**Instruction**:
Extract every line of the material that holds the string "normalization".

**Structured figure records**:
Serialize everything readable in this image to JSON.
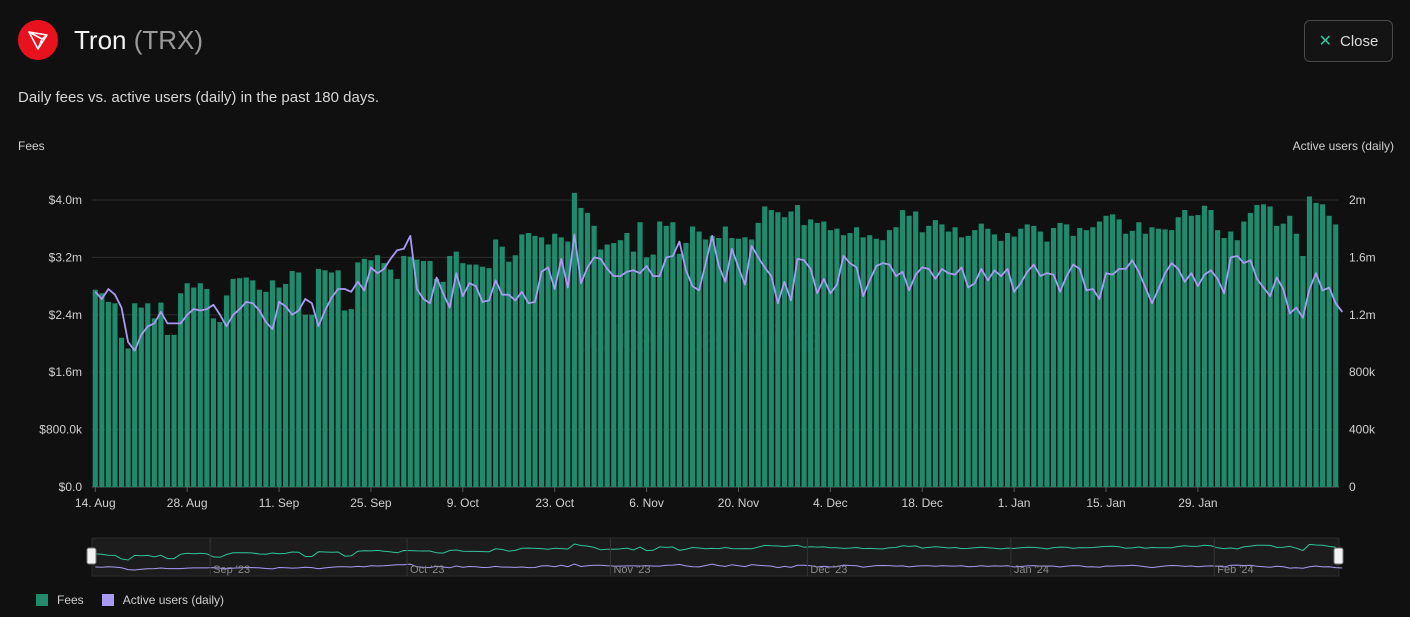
{
  "header": {
    "name": "Tron",
    "ticker": "(TRX)",
    "close_label": "Close",
    "logo_icon": "tron-logo-icon"
  },
  "subtitle": "Daily fees vs. active users (daily) in the past 180 days.",
  "colors": {
    "fees": "#1f8a6c",
    "users": "#a99af2",
    "accent": "#33c39b",
    "brand": "#e8121e"
  },
  "chart_data": {
    "type": "bar",
    "left_axis_title": "Fees",
    "right_axis_title": "Active users (daily)",
    "left_ticks": [
      "$0.0",
      "$800.0k",
      "$1.6m",
      "$2.4m",
      "$3.2m",
      "$4.0m"
    ],
    "right_ticks": [
      "0",
      "400k",
      "800k",
      "1.2m",
      "1.6m",
      "2m"
    ],
    "left_ylim": [
      0,
      4000000
    ],
    "right_ylim": [
      0,
      2000000
    ],
    "x_tick_labels": [
      "14. Aug",
      "28. Aug",
      "11. Sep",
      "25. Sep",
      "9. Oct",
      "23. Oct",
      "6. Nov",
      "20. Nov",
      "4. Dec",
      "18. Dec",
      "1. Jan",
      "15. Jan",
      "29. Jan"
    ],
    "x_tick_day_index": [
      0,
      14,
      28,
      42,
      56,
      70,
      84,
      98,
      112,
      126,
      140,
      154,
      168
    ],
    "grid": true,
    "legend_position": "bottom-left",
    "navigator_labels": [
      "Sep '23",
      "Oct '23",
      "Nov '23",
      "Dec '23",
      "Jan '24",
      "Feb '24"
    ],
    "navigator_label_day_index": [
      18,
      48,
      79,
      109,
      140,
      171
    ],
    "series": [
      {
        "name": "Fees",
        "axis": "left",
        "type": "bar",
        "values": [
          2750000,
          2700000,
          2580000,
          2560000,
          2080000,
          1930000,
          2560000,
          2500000,
          2560000,
          2350000,
          2570000,
          2120000,
          2120000,
          2700000,
          2840000,
          2780000,
          2840000,
          2760000,
          2350000,
          2300000,
          2670000,
          2900000,
          2910000,
          2920000,
          2880000,
          2750000,
          2720000,
          2880000,
          2780000,
          2830000,
          3010000,
          2990000,
          2400000,
          2400000,
          3040000,
          3020000,
          2990000,
          3020000,
          2460000,
          2480000,
          3130000,
          3180000,
          3160000,
          3230000,
          3120000,
          3030000,
          2900000,
          3220000,
          3210000,
          3170000,
          3150000,
          3150000,
          2900000,
          2860000,
          3220000,
          3280000,
          3120000,
          3100000,
          3100000,
          3070000,
          3050000,
          3450000,
          3350000,
          3140000,
          3230000,
          3520000,
          3540000,
          3500000,
          3480000,
          3380000,
          3530000,
          3480000,
          3420000,
          4100000,
          3890000,
          3820000,
          3640000,
          3310000,
          3380000,
          3400000,
          3440000,
          3540000,
          3280000,
          3690000,
          3200000,
          3240000,
          3700000,
          3640000,
          3690000,
          3250000,
          3400000,
          3630000,
          3560000,
          3450000,
          3500000,
          3470000,
          3630000,
          3470000,
          3460000,
          3480000,
          3450000,
          3680000,
          3910000,
          3860000,
          3830000,
          3760000,
          3840000,
          3930000,
          3650000,
          3730000,
          3680000,
          3700000,
          3580000,
          3600000,
          3510000,
          3540000,
          3620000,
          3480000,
          3510000,
          3460000,
          3440000,
          3580000,
          3620000,
          3860000,
          3780000,
          3840000,
          3550000,
          3640000,
          3720000,
          3660000,
          3560000,
          3620000,
          3480000,
          3500000,
          3580000,
          3670000,
          3600000,
          3520000,
          3430000,
          3540000,
          3490000,
          3600000,
          3660000,
          3640000,
          3560000,
          3420000,
          3610000,
          3680000,
          3660000,
          3500000,
          3610000,
          3580000,
          3620000,
          3700000,
          3780000,
          3800000,
          3730000,
          3530000,
          3570000,
          3690000,
          3530000,
          3620000,
          3600000,
          3590000,
          3580000,
          3760000,
          3860000,
          3780000,
          3790000,
          3920000,
          3860000,
          3580000,
          3470000,
          3560000,
          3440000,
          3700000,
          3820000,
          3930000,
          3940000,
          3910000,
          3640000,
          3670000,
          3780000,
          3530000,
          3220000,
          4050000,
          3960000,
          3940000,
          3780000,
          3660000
        ]
      },
      {
        "name": "Active users (daily)",
        "axis": "right",
        "type": "line",
        "values": [
          1360000,
          1310000,
          1380000,
          1340000,
          1250000,
          1010000,
          950000,
          1060000,
          1120000,
          1140000,
          1220000,
          1140000,
          1140000,
          1140000,
          1200000,
          1240000,
          1230000,
          1240000,
          1270000,
          1200000,
          1120000,
          1200000,
          1240000,
          1290000,
          1280000,
          1230000,
          1150000,
          1100000,
          1290000,
          1260000,
          1200000,
          1230000,
          1310000,
          1280000,
          1120000,
          1230000,
          1320000,
          1380000,
          1380000,
          1360000,
          1430000,
          1370000,
          1530000,
          1490000,
          1520000,
          1590000,
          1650000,
          1660000,
          1750000,
          1380000,
          1310000,
          1280000,
          1460000,
          1350000,
          1250000,
          1490000,
          1330000,
          1420000,
          1400000,
          1290000,
          1300000,
          1440000,
          1340000,
          1340000,
          1300000,
          1360000,
          1280000,
          1290000,
          1500000,
          1530000,
          1380000,
          1590000,
          1390000,
          1760000,
          1420000,
          1530000,
          1600000,
          1590000,
          1520000,
          1470000,
          1470000,
          1500000,
          1510000,
          1490000,
          1540000,
          1470000,
          1470000,
          1600000,
          1610000,
          1710000,
          1510000,
          1400000,
          1370000,
          1560000,
          1750000,
          1540000,
          1430000,
          1660000,
          1530000,
          1410000,
          1680000,
          1600000,
          1530000,
          1470000,
          1280000,
          1430000,
          1300000,
          1590000,
          1580000,
          1520000,
          1350000,
          1450000,
          1350000,
          1410000,
          1610000,
          1560000,
          1530000,
          1330000,
          1440000,
          1540000,
          1560000,
          1550000,
          1470000,
          1500000,
          1370000,
          1480000,
          1530000,
          1520000,
          1450000,
          1520000,
          1490000,
          1480000,
          1530000,
          1390000,
          1420000,
          1520000,
          1440000,
          1510000,
          1470000,
          1520000,
          1360000,
          1420000,
          1500000,
          1550000,
          1470000,
          1490000,
          1480000,
          1360000,
          1470000,
          1550000,
          1520000,
          1370000,
          1380000,
          1310000,
          1490000,
          1480000,
          1520000,
          1520000,
          1580000,
          1500000,
          1390000,
          1280000,
          1380000,
          1490000,
          1560000,
          1520000,
          1430000,
          1490000,
          1400000,
          1480000,
          1510000,
          1450000,
          1350000,
          1600000,
          1610000,
          1560000,
          1580000,
          1450000,
          1390000,
          1330000,
          1460000,
          1380000,
          1210000,
          1250000,
          1180000,
          1380000,
          1490000,
          1370000,
          1390000,
          1280000,
          1220000
        ]
      }
    ]
  }
}
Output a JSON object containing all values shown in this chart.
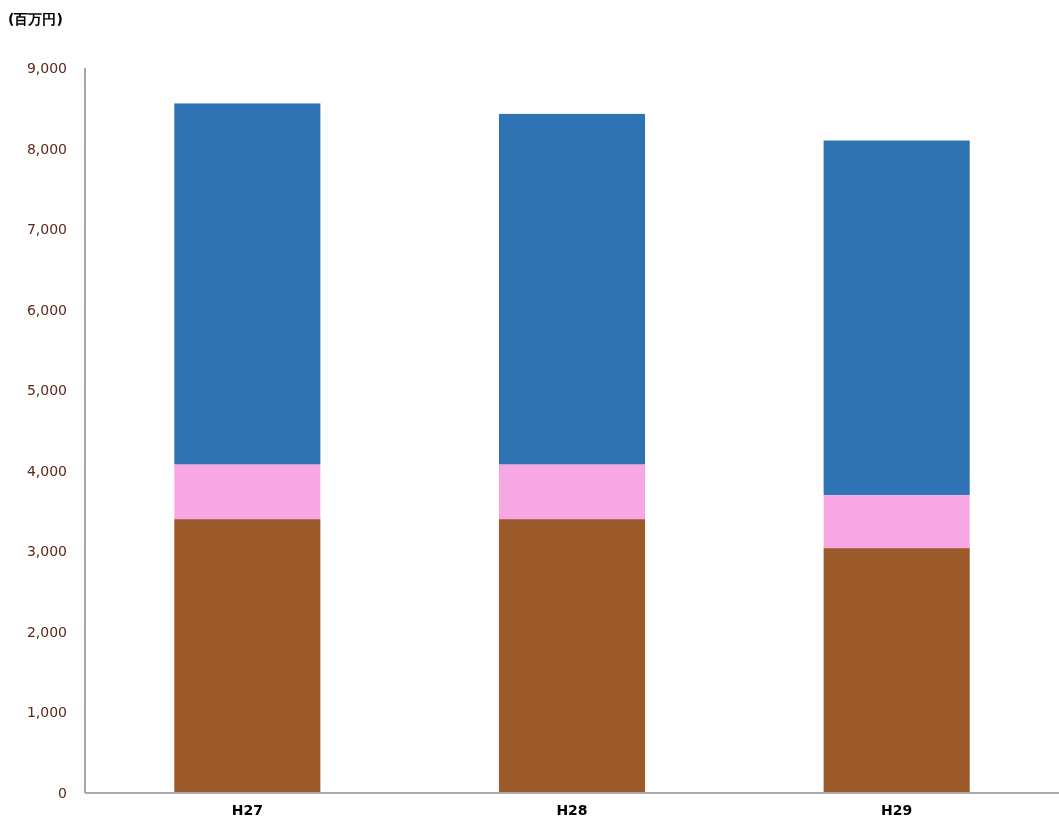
{
  "chart_data": {
    "type": "bar",
    "stacked": true,
    "ylabel": "(百万円)",
    "categories": [
      "H27",
      "H28",
      "H29"
    ],
    "series": [
      {
        "color": "#9c5a2a",
        "values": [
          3400,
          3400,
          3040
        ]
      },
      {
        "color": "#f7a8e4",
        "values": [
          680,
          680,
          660
        ]
      },
      {
        "color": "#2e74b5",
        "values": [
          4480,
          4350,
          4400
        ]
      }
    ],
    "ylim": [
      0,
      9000
    ],
    "yticks": [
      0,
      {
        "value": 1000,
        "label": "1,000"
      },
      {
        "value": 2000,
        "label": "2,000"
      },
      {
        "value": 3000,
        "label": "3,000"
      },
      {
        "value": 4000,
        "label": "4,000"
      },
      {
        "value": 5000,
        "label": "5,000"
      },
      {
        "value": 6000,
        "label": "6,000"
      },
      {
        "value": 7000,
        "label": "7,000"
      },
      {
        "value": 8000,
        "label": "8,000"
      },
      {
        "value": 9000,
        "label": "9,000"
      }
    ],
    "grid": false
  }
}
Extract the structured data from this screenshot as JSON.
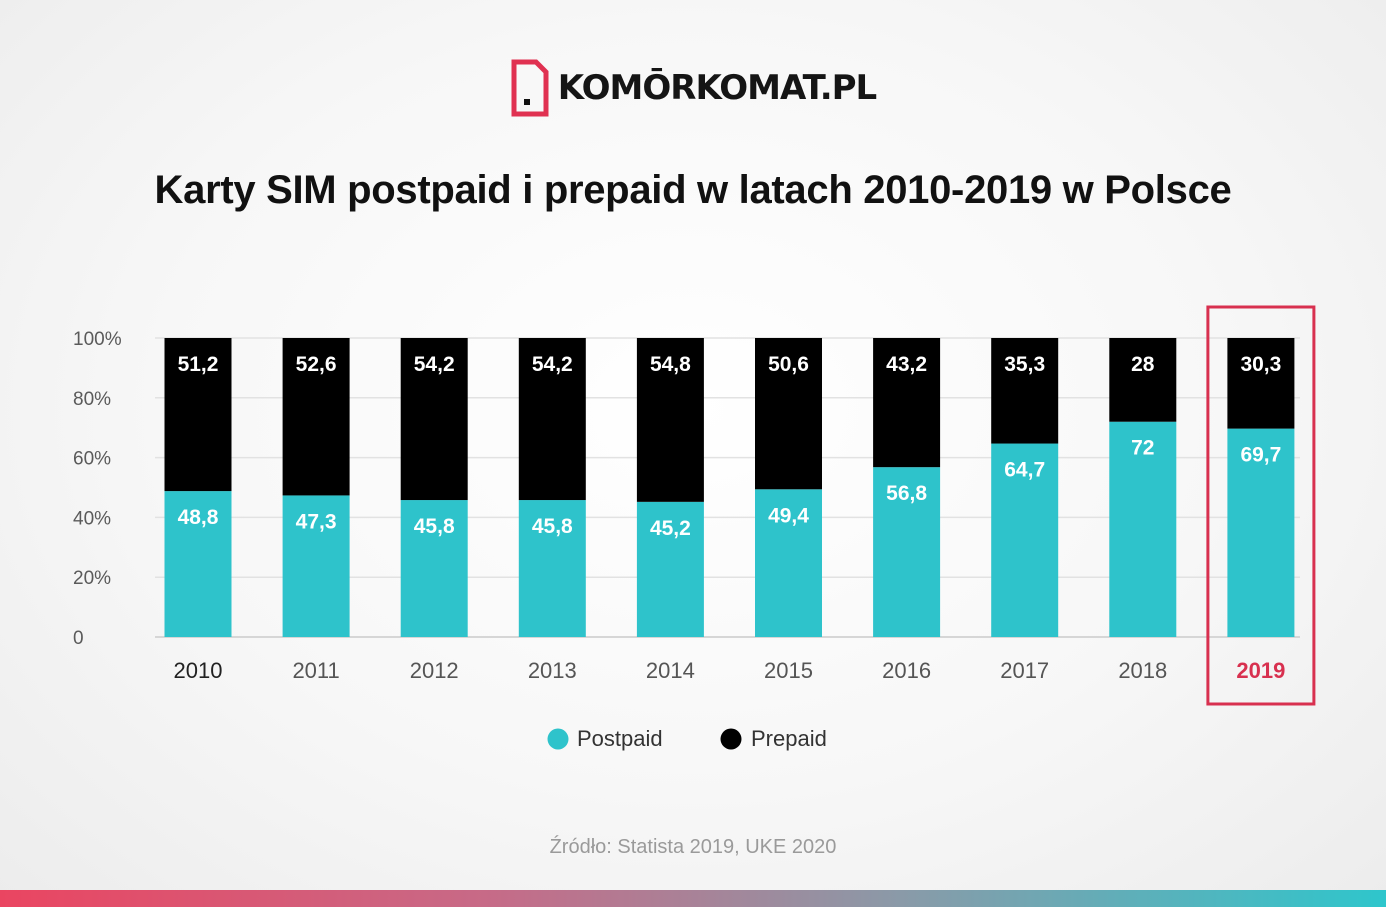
{
  "brand": {
    "name": "KOMŌRKOMAT.PL",
    "accent_color": "#e03151",
    "icon": "sim-card-icon"
  },
  "chart_data": {
    "type": "bar",
    "stacked": true,
    "title": "Karty SIM postpaid i prepaid w latach 2010-2019 w Polsce",
    "categories": [
      "2010",
      "2011",
      "2012",
      "2013",
      "2014",
      "2015",
      "2016",
      "2017",
      "2018",
      "2019"
    ],
    "series": [
      {
        "name": "Postpaid",
        "color": "#2ec3cb",
        "values": [
          48.8,
          47.3,
          45.8,
          45.8,
          45.2,
          49.4,
          56.8,
          64.7,
          72,
          69.7
        ],
        "labels": [
          "48,8",
          "47,3",
          "45,8",
          "45,8",
          "45,2",
          "49,4",
          "56,8",
          "64,7",
          "72",
          "69,7"
        ]
      },
      {
        "name": "Prepaid",
        "color": "#000000",
        "values": [
          51.2,
          52.6,
          54.2,
          54.2,
          54.8,
          50.6,
          43.2,
          35.3,
          28,
          30.3
        ],
        "labels": [
          "51,2",
          "52,6",
          "54,2",
          "54,2",
          "54,8",
          "50,6",
          "43,2",
          "35,3",
          "28",
          "30,3"
        ]
      }
    ],
    "y_ticks": [
      "0",
      "20%",
      "40%",
      "60%",
      "80%",
      "100%"
    ],
    "ylim": [
      0,
      100
    ],
    "grid": true,
    "legend_position": "bottom",
    "highlight_category": "2019",
    "highlight_color": "#d8304f"
  },
  "source": "Źródło: Statista 2019, UKE 2020"
}
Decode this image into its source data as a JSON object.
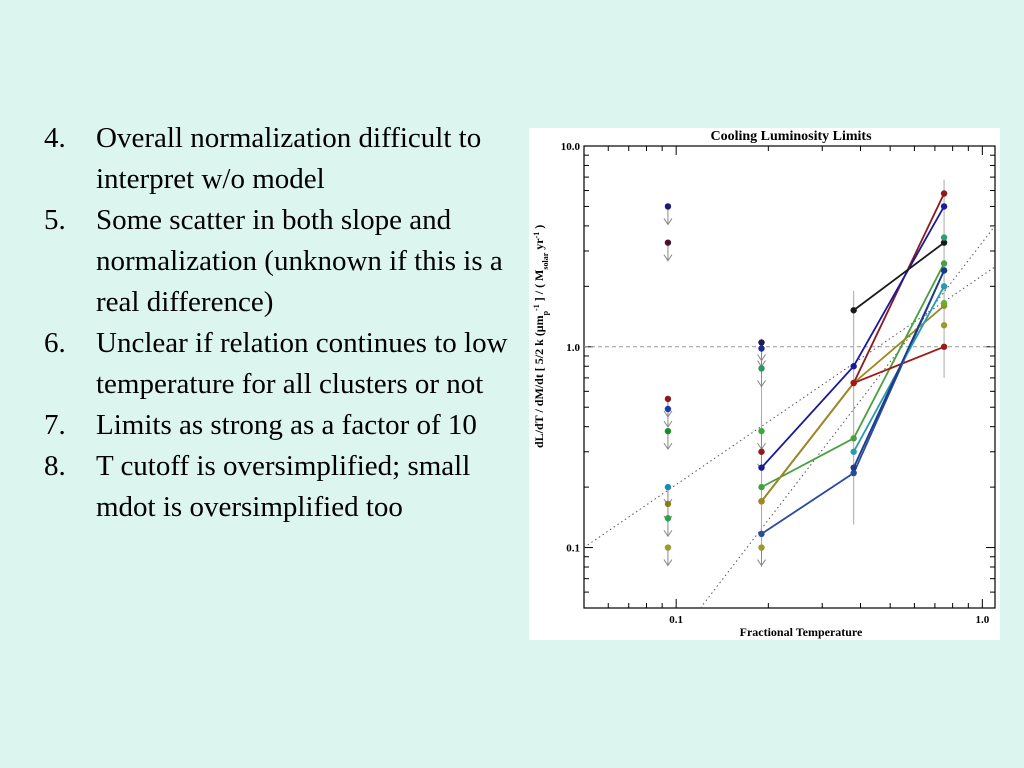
{
  "slide": {
    "items": [
      {
        "num": "4.",
        "text": "Overall normalization difficult to interpret w/o model"
      },
      {
        "num": "5.",
        "text": "Some scatter in both slope and normalization (unknown if this is a real difference)"
      },
      {
        "num": "6.",
        "text": "Unclear if relation continues to low temperature for all clusters or not"
      },
      {
        "num": "7.",
        "text": "Limits as strong as a factor of 10"
      },
      {
        "num": "8.",
        "text": "T cutoff is oversimplified; small mdot is oversimplified too"
      }
    ]
  },
  "chart_data": {
    "type": "line",
    "title": "Cooling Luminosity Limits",
    "xlabel": "Fractional Temperature",
    "ylabel": "dL/dT / dM/dt [ 5/2 k (μm_p)^-1 ] / ( M_solar yr^-1 )",
    "xscale": "log",
    "yscale": "log",
    "xlim": [
      0.05,
      1.1
    ],
    "ylim": [
      0.05,
      10.0
    ],
    "x_ticks": [
      {
        "v": 0.1,
        "label": "0.1"
      },
      {
        "v": 1.0,
        "label": "1.0"
      }
    ],
    "y_ticks": [
      {
        "v": 0.1,
        "label": "0.1"
      },
      {
        "v": 1.0,
        "label": "1.0"
      },
      {
        "v": 10.0,
        "label": "10.0"
      }
    ],
    "reference_line_y": 1.0,
    "dotted_lines": [
      {
        "x": [
          0.05,
          1.1
        ],
        "y": [
          0.1,
          2.5
        ]
      },
      {
        "x": [
          0.12,
          1.1
        ],
        "y": [
          0.05,
          4.0
        ]
      }
    ],
    "upper_limits_x01": [
      {
        "y": 5.0,
        "color": "#1a1a7a"
      },
      {
        "y": 3.3,
        "color": "#4a1030"
      },
      {
        "y": 0.55,
        "color": "#8b1a1a"
      },
      {
        "y": 0.49,
        "color": "#1a3ab0"
      },
      {
        "y": 0.38,
        "color": "#1a8a2a"
      },
      {
        "y": 0.2,
        "color": "#1a8ab0"
      },
      {
        "y": 0.165,
        "color": "#8a7a1a"
      },
      {
        "y": 0.14,
        "color": "#2aa04a"
      },
      {
        "y": 0.1,
        "color": "#9a9a30"
      }
    ],
    "series": [
      {
        "color": "#8b1a1a",
        "x": [
          0.19,
          0.38,
          0.75
        ],
        "y": [
          0.17,
          0.66,
          5.8
        ]
      },
      {
        "color": "#1a1a9a",
        "x": [
          0.19,
          0.38,
          0.75
        ],
        "y": [
          0.25,
          0.8,
          5.0
        ]
      },
      {
        "color": "#1a1a1a",
        "x": [
          0.38,
          0.75
        ],
        "y": [
          1.52,
          3.3
        ]
      },
      {
        "color": "#2a4aa0",
        "x": [
          0.19,
          0.38,
          0.75
        ],
        "y": [
          0.117,
          0.235,
          2.4
        ]
      },
      {
        "color": "#4aa040",
        "x": [
          0.19,
          0.38,
          0.75
        ],
        "y": [
          0.2,
          0.35,
          2.6
        ]
      },
      {
        "color": "#9a8a20",
        "x": [
          0.19,
          0.38,
          0.75
        ],
        "y": [
          0.17,
          0.66,
          1.6
        ]
      },
      {
        "color": "#a01818",
        "x": [
          0.38,
          0.75
        ],
        "y": [
          0.66,
          1.0
        ]
      },
      {
        "color": "#2a9ab0",
        "x": [
          0.38,
          0.75
        ],
        "y": [
          0.3,
          2.0
        ]
      },
      {
        "color": "#1a3a8a",
        "x": [
          0.38,
          0.75
        ],
        "y": [
          0.25,
          2.4
        ]
      }
    ],
    "upper_limits_x019": [
      {
        "y": 1.05,
        "color": "#1a1a5a"
      },
      {
        "y": 0.98,
        "color": "#1a2a9a"
      },
      {
        "y": 0.78,
        "color": "#2a9a5a"
      },
      {
        "y": 0.38,
        "color": "#3aaa3a"
      },
      {
        "y": 0.3,
        "color": "#8b1a1a"
      },
      {
        "y": 0.1,
        "color": "#9a9a30"
      }
    ],
    "extra_points": [
      {
        "x": 0.75,
        "y": 3.5,
        "color": "#2aa07a"
      },
      {
        "x": 0.75,
        "y": 1.28,
        "color": "#9a9a30"
      },
      {
        "x": 0.75,
        "y": 1.65,
        "color": "#6ab030"
      }
    ]
  }
}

**Task result**:
        "text": "Overall normalization difficult to interpret w/o model"
        "text": "Some scatter in both slope and normalization (unknown if this is a real difference)"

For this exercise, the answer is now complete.